■ INFORMATION SHOWN:
──────────────────────────────

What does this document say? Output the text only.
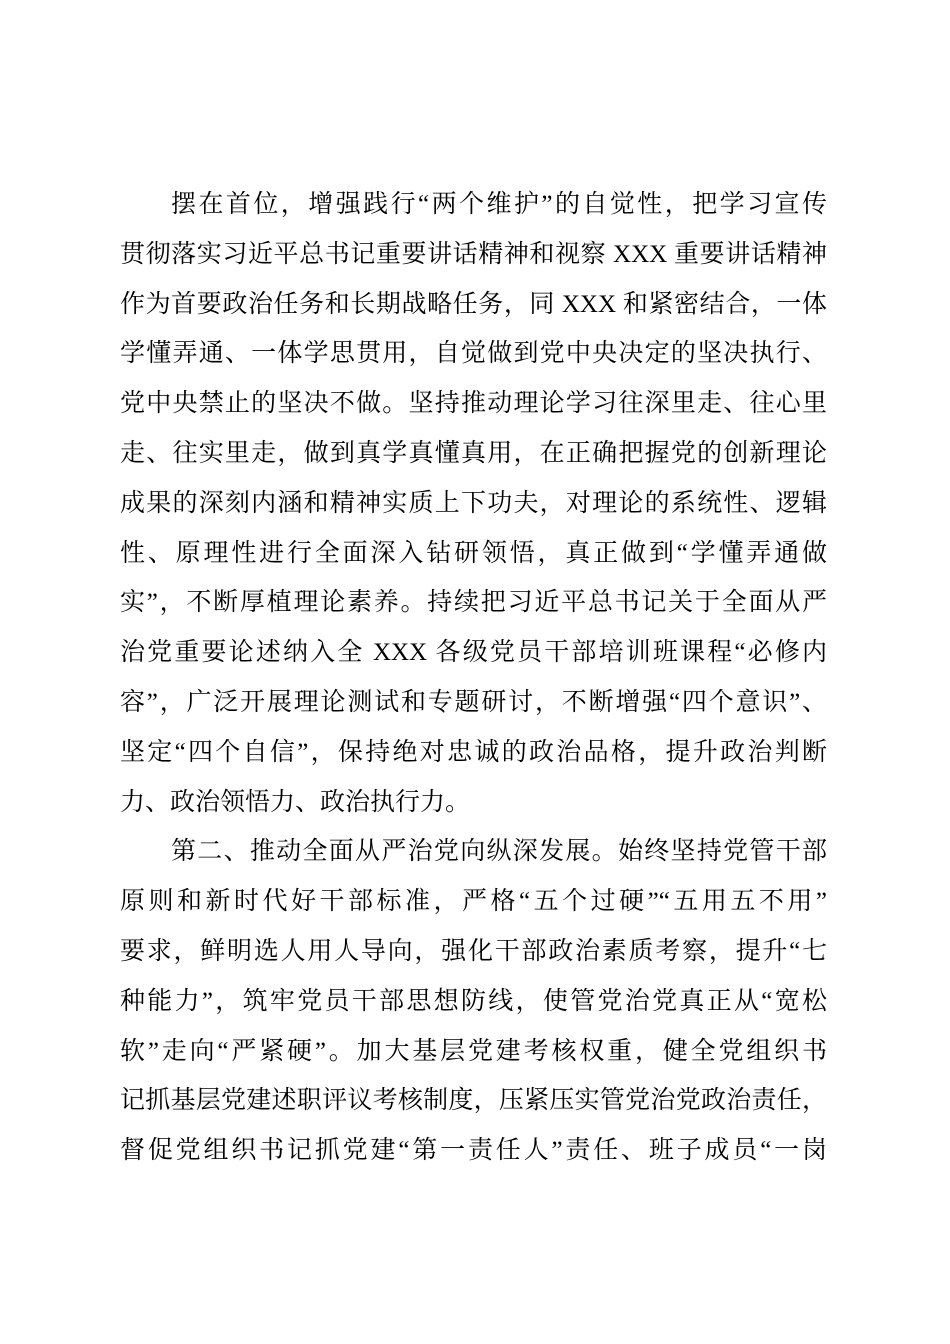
摆在首位，增强践行“两个维护”的自觉性，把学习宣传
贯彻落实习近平总书记重要讲话精神和视察 XXX 重要讲话精神
作为首要政治任务和长期战略任务，同 XXX 和紧密结合，一体
学懂弄通、一体学思贯用，自觉做到党中央决定的坚决执行、
党中央禁止的坚决不做。坚持推动理论学习往深里走、往心里
走、往实里走，做到真学真懂真用，在正确把握党的创新理论
成果的深刻内涵和精神实质上下功夫，对理论的系统性、逻辑
性、原理性进行全面深入钻研领悟，真正做到“学懂弄通做
实”，不断厚植理论素养。持续把习近平总书记关于全面从严
治党重要论述纳入全 XXX 各级党员干部培训班课程“必修内
容”，广泛开展理论测试和专题研讨，不断增强“四个意识”、
坚定“四个自信”，保持绝对忠诚的政治品格，提升政治判断
力、政治领悟力、政治执行力。
第二、推动全面从严治党向纵深发展。始终坚持党管干部
原则和新时代好干部标准，严格“五个过硬”“五用五不用”
要求，鲜明选人用人导向，强化干部政治素质考察，提升“七
种能力”，筑牢党员干部思想防线，使管党治党真正从“宽松
软”走向“严紧硬”。加大基层党建考核权重，健全党组织书
记抓基层党建述职评议考核制度，压紧压实管党治党政治责任，
督促党组织书记抓党建“第一责任人”责任、班子成员“一岗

──────────────────────────────

■ INSTRUCTION: Make an exact copy of the records above, with the pictures left out.

■ RESPONSE FOR THIS EXERCISE:
What does this document say? Output the text only.
摆在首位，增强践行“两个维护”的自觉性，把学习宣传
贯彻落实习近平总书记重要讲话精神和视察 XXX 重要讲话精神
作为首要政治任务和长期战略任务，同 XXX 和紧密结合，一体
学懂弄通、一体学思贯用，自觉做到党中央决定的坚决执行、
党中央禁止的坚决不做。坚持推动理论学习往深里走、往心里
走、往实里走，做到真学真懂真用，在正确把握党的创新理论
成果的深刻内涵和精神实质上下功夫，对理论的系统性、逻辑
性、原理性进行全面深入钻研领悟，真正做到“学懂弄通做
实”，不断厚植理论素养。持续把习近平总书记关于全面从严
治党重要论述纳入全 XXX 各级党员干部培训班课程“必修内
容”，广泛开展理论测试和专题研讨，不断增强“四个意识”、
坚定“四个自信”，保持绝对忠诚的政治品格，提升政治判断
力、政治领悟力、政治执行力。
第二、推动全面从严治党向纵深发展。始终坚持党管干部
原则和新时代好干部标准，严格“五个过硬”“五用五不用”
要求，鲜明选人用人导向，强化干部政治素质考察，提升“七
种能力”，筑牢党员干部思想防线，使管党治党真正从“宽松
软”走向“严紧硬”。加大基层党建考核权重，健全党组织书
记抓基层党建述职评议考核制度，压紧压实管党治党政治责任，
督促党组织书记抓党建“第一责任人”责任、班子成员“一岗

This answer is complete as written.